SHORT TASK.
Go over the entries below line by line, copying each one that contains the word "cylinder".
=====
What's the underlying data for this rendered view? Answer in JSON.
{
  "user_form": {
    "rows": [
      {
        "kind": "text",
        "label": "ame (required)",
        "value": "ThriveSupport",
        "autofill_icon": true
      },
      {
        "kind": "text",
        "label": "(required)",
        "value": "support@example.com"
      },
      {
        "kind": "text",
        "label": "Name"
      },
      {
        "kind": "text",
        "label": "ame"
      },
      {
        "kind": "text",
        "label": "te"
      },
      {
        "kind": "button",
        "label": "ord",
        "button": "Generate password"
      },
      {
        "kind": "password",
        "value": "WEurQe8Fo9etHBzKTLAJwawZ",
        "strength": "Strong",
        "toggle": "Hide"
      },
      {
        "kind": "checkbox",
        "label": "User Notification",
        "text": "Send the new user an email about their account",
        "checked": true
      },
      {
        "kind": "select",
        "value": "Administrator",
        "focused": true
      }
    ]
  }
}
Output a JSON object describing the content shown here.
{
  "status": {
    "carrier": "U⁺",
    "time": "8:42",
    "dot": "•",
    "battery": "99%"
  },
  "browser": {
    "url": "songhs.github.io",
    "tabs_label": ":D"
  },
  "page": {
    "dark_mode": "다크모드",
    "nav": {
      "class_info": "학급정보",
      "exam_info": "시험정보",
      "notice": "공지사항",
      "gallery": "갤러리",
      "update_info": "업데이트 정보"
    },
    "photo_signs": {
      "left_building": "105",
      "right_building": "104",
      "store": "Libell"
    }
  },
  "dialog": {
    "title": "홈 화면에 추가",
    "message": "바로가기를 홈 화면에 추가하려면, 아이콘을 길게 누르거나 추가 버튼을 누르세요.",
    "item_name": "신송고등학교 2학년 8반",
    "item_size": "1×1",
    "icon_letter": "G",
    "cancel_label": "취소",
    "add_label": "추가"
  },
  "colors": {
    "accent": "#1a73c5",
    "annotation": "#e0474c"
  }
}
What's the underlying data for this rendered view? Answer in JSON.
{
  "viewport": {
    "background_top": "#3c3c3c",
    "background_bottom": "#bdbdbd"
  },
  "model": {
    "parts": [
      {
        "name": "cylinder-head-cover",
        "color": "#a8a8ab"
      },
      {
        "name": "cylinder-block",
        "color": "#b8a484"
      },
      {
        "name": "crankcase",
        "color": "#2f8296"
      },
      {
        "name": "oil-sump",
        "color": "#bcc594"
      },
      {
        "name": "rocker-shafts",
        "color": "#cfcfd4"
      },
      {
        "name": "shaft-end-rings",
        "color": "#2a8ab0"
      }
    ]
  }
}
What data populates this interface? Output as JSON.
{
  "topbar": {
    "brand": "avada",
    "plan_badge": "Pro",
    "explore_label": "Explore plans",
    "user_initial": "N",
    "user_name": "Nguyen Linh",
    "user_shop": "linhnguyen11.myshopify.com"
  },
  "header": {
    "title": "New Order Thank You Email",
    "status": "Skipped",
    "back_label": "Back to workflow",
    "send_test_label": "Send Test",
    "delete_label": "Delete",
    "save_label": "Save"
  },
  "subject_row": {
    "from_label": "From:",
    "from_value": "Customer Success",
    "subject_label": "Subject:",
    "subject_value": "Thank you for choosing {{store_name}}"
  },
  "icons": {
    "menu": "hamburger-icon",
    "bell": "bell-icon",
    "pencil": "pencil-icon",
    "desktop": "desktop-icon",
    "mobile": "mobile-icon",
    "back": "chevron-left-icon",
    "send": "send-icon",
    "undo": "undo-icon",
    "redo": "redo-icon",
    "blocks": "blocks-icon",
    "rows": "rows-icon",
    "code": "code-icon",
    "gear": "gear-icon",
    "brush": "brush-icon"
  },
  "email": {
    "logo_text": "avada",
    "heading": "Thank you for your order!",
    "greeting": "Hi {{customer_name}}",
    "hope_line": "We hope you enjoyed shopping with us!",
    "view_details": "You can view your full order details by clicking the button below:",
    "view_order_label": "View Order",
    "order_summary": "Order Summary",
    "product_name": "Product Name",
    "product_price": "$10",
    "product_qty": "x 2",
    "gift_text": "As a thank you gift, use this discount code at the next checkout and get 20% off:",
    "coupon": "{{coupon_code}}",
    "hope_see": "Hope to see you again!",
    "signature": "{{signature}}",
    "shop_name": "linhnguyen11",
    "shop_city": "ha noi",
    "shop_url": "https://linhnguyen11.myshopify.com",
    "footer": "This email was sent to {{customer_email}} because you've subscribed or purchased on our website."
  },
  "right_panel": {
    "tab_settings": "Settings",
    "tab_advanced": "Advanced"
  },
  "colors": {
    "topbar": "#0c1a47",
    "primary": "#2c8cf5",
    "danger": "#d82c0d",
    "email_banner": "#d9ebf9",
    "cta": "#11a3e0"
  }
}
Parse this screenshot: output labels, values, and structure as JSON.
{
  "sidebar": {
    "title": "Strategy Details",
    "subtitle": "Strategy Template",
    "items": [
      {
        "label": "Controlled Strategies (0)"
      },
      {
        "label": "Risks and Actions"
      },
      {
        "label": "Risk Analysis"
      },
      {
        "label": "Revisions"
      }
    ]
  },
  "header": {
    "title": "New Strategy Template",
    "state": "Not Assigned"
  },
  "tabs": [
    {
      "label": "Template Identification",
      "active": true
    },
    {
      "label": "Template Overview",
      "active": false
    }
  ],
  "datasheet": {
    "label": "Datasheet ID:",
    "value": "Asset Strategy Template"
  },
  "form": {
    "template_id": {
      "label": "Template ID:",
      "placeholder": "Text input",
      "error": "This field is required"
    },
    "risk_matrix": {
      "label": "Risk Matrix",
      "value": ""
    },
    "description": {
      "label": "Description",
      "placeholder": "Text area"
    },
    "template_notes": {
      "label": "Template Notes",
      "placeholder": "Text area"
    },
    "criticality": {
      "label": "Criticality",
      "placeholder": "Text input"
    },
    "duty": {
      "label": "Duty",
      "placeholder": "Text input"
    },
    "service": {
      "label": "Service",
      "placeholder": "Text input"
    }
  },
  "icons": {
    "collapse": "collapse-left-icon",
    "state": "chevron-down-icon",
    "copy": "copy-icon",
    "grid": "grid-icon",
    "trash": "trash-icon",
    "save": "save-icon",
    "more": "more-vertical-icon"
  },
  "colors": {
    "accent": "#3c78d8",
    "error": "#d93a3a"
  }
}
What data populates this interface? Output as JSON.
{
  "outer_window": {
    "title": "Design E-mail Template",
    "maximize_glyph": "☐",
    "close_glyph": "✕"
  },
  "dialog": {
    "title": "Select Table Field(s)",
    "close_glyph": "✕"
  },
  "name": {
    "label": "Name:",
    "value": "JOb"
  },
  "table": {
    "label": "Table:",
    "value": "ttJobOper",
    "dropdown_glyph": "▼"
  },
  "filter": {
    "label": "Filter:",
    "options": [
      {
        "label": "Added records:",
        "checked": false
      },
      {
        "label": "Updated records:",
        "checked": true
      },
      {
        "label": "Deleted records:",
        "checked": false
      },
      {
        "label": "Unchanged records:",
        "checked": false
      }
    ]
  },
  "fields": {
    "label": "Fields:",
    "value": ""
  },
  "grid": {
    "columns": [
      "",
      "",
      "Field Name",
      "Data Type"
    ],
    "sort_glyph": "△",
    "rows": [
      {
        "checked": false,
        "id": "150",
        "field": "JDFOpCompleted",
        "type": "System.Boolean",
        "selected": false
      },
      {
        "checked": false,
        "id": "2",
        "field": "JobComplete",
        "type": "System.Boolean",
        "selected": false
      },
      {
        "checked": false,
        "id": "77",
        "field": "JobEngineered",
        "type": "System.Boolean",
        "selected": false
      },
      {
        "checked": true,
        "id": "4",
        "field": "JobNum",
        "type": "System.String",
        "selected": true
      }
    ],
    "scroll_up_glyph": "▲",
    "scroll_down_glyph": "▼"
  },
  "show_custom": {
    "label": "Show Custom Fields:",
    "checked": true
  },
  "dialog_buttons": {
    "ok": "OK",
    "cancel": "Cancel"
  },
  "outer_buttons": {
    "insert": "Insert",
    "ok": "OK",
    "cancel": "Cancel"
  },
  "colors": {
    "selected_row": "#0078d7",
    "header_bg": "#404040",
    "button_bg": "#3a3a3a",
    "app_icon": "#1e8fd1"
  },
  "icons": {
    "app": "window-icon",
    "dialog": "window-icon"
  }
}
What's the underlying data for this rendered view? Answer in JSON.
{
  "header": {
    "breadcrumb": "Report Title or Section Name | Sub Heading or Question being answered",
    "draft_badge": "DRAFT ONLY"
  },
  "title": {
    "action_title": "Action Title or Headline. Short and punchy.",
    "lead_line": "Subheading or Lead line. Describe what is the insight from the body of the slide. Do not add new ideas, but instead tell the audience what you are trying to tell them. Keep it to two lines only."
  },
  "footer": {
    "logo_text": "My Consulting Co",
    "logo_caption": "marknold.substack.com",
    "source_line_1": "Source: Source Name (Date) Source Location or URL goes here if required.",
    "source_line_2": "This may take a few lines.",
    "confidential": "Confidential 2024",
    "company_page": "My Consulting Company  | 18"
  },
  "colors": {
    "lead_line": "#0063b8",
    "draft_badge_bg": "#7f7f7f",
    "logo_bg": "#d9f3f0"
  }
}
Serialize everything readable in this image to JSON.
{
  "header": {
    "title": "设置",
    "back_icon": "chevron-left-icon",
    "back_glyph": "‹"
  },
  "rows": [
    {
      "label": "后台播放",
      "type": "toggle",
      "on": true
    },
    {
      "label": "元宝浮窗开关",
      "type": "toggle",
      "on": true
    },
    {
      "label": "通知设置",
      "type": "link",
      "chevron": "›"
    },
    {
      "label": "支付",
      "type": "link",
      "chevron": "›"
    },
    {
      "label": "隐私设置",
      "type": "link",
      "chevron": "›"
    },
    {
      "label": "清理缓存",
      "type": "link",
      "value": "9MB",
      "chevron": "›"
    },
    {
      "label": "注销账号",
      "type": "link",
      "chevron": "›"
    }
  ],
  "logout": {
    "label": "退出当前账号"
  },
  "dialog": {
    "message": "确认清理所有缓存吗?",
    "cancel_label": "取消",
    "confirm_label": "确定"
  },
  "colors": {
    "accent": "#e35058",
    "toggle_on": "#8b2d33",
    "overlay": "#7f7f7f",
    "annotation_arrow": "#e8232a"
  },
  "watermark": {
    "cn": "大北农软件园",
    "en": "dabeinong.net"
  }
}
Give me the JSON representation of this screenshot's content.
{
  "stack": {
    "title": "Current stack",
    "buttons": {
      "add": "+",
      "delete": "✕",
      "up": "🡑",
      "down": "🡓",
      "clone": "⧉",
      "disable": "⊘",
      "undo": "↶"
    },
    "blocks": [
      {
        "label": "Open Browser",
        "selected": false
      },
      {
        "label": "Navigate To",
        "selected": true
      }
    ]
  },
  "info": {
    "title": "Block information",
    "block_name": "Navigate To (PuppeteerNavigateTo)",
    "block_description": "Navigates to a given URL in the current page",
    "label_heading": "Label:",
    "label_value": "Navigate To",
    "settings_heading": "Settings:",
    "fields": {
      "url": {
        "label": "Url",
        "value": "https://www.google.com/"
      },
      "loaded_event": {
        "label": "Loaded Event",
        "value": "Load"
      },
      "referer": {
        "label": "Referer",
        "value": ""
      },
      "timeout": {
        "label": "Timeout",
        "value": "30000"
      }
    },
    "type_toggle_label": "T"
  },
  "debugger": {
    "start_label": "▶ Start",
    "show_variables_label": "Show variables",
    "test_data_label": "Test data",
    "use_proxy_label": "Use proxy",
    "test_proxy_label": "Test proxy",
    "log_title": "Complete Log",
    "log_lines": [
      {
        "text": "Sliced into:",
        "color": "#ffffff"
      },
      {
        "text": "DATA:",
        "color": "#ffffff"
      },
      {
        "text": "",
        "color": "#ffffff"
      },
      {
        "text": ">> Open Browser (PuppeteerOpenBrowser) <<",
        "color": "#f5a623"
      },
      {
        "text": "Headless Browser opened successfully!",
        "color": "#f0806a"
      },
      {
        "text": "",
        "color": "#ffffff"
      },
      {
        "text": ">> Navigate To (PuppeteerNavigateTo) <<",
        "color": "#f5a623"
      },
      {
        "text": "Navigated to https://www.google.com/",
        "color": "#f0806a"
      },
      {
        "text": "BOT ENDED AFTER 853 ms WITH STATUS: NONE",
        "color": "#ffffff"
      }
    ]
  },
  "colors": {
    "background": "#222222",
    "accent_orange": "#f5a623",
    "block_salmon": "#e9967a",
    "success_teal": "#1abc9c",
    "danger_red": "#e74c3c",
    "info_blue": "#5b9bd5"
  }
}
=====
THE OUTPUT.
        "name": "cylinder-head-cover",
        "name": "cylinder-block",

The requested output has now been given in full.